begin Data provided
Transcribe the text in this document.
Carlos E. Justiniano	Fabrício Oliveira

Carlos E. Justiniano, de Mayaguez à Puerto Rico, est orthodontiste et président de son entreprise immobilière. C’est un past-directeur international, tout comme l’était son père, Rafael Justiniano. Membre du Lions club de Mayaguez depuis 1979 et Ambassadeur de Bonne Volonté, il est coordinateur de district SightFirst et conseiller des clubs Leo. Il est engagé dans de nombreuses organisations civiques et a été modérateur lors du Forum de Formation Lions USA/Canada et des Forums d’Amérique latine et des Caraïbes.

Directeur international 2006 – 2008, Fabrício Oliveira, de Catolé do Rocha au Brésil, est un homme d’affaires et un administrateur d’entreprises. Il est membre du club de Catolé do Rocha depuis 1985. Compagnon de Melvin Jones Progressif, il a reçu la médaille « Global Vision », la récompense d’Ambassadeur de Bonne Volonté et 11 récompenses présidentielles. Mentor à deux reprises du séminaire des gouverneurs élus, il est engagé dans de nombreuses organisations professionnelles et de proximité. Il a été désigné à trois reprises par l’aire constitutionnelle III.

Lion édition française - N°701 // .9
end Data provided
begin Data provided
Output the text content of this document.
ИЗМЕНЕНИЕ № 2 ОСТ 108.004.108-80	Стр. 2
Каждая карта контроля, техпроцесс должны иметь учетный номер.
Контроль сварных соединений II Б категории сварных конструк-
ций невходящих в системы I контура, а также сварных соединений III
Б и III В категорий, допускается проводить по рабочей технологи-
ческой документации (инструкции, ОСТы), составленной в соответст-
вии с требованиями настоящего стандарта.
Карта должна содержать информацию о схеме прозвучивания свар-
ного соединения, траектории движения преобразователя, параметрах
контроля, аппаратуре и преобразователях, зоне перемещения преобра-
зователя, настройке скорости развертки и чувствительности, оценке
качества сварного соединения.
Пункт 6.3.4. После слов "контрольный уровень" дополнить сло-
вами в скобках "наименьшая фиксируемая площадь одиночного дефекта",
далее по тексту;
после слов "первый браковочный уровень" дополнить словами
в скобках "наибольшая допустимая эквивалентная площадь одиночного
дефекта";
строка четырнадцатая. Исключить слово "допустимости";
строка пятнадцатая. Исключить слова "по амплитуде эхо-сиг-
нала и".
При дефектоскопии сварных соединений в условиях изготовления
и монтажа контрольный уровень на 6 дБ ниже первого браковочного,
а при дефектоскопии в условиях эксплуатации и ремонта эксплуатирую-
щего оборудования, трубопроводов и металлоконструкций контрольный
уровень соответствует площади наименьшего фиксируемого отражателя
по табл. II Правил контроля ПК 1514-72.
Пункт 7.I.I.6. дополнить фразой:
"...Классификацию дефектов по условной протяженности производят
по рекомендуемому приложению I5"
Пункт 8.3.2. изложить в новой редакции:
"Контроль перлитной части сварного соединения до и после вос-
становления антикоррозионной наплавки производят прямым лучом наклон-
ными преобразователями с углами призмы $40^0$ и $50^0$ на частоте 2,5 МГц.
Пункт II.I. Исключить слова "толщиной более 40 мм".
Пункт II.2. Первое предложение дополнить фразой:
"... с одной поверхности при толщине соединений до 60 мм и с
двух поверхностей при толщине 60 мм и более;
end Data provided
* [Required task]: Return each line of the data that contains the string "толщине".

* [Solution to this exercise]:
"... с одной поверхности при толщине соединений до 60 мм и с
двух поверхностей при толщине 60 мм и более;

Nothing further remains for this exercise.